◆ **Written instruction**:
Make an exact copy of the lines below.

◆ **Stored data**:

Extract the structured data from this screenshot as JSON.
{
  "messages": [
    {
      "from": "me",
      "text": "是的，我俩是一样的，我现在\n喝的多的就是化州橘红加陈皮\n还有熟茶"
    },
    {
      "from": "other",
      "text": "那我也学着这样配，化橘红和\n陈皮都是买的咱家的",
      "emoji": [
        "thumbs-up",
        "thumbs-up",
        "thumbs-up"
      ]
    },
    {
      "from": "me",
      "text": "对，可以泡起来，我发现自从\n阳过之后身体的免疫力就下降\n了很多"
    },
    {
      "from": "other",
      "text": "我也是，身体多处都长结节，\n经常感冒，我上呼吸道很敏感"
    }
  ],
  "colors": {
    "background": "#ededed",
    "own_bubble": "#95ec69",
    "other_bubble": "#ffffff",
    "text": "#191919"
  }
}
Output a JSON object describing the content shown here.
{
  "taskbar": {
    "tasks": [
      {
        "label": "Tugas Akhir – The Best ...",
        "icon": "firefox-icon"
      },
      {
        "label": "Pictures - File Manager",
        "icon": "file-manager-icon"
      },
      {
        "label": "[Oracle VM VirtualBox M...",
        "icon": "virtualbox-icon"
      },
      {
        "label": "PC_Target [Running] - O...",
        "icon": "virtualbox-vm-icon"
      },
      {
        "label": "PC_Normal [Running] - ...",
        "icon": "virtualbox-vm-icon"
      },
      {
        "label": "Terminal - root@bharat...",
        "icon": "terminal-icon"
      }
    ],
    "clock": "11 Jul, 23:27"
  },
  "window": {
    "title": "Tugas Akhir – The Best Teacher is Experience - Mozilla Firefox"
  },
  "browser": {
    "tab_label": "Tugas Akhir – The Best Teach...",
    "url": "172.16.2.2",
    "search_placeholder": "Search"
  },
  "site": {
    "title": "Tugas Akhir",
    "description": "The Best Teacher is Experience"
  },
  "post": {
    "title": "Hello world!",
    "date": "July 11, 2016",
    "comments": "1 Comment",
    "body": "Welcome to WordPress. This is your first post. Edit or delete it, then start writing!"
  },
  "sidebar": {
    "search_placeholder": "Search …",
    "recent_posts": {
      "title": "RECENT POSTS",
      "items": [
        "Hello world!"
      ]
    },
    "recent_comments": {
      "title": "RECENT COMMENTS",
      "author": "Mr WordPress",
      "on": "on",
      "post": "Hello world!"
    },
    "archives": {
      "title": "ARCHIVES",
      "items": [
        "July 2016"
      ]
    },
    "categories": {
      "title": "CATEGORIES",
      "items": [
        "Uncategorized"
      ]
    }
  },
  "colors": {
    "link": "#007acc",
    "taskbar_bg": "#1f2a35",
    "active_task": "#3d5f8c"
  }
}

◆ **Written answer**:
Extract the structured data from this screenshot as JSON.
{
  "messages": [
    {
      "from": "me",
      "text": "是的，我俩是一样的，我现在\n喝的多的就是化州橘红加陈皮\n还有熟茶"
    },
    {
      "from": "other",
      "text": "那我也学着这样配，化橘红和\n陈皮都是买的咱家的",
      "emoji": [
        "thumbs-up",
        "thumbs-up",
        "thumbs-up"
      ]
    },
    {
      "from": "me",
      "text": "对，可以泡起来，我发现自从\n阳过之后身体的免疫力就下降\n了很多"
    },
    {
      "from": "other",
      "text": "我也是，身体多处都长结节，\n经常感冒，我上呼吸道很敏感"
    }
  ],
  "colors": {
    "background": "#ededed",
    "own_bubble": "#95ec69",
    "other_bubble": "#ffffff",
    "text": "#191919"
  }
}
Output a JSON object describing the content shown here.
{
  "taskbar": {
    "tasks": [
      {
        "label": "Tugas Akhir – The Best ...",
        "icon": "firefox-icon"
      },
      {
        "label": "Pictures - File Manager",
        "icon": "file-manager-icon"
      },
      {
        "label": "[Oracle VM VirtualBox M...",
        "icon": "virtualbox-icon"
      },
      {
        "label": "PC_Target [Running] - O...",
        "icon": "virtualbox-vm-icon"
      },
      {
        "label": "PC_Normal [Running] - ...",
        "icon": "virtualbox-vm-icon"
      },
      {
        "label": "Terminal - root@bharat...",
        "icon": "terminal-icon"
      }
    ],
    "clock": "11 Jul, 23:27"
  },
  "window": {
    "title": "Tugas Akhir – The Best Teacher is Experience - Mozilla Firefox"
  },
  "browser": {
    "tab_label": "Tugas Akhir – The Best Teach...",
    "url": "172.16.2.2",
    "search_placeholder": "Search"
  },
  "site": {
    "title": "Tugas Akhir",
    "description": "The Best Teacher is Experience"
  },
  "post": {
    "title": "Hello world!",
    "date": "July 11, 2016",
    "comments": "1 Comment",
    "body": "Welcome to WordPress. This is your first post. Edit or delete it, then start writing!"
  },
  "sidebar": {
    "search_placeholder": "Search …",
    "recent_posts": {
      "title": "RECENT POSTS",
      "items": [
        "Hello world!"
      ]
    },
    "recent_comments": {
      "title": "RECENT COMMENTS",
      "author": "Mr WordPress",
      "on": "on",
      "post": "Hello world!"
    },
    "archives": {
      "title": "ARCHIVES",
      "items": [
        "July 2016"
      ]
    },
    "categories": {
      "title": "CATEGORIES",
      "items": [
        "Uncategorized"
      ]
    }
  },
  "colors": {
    "link": "#007acc",
    "taskbar_bg": "#1f2a35",
    "active_task": "#3d5f8c"
  }
}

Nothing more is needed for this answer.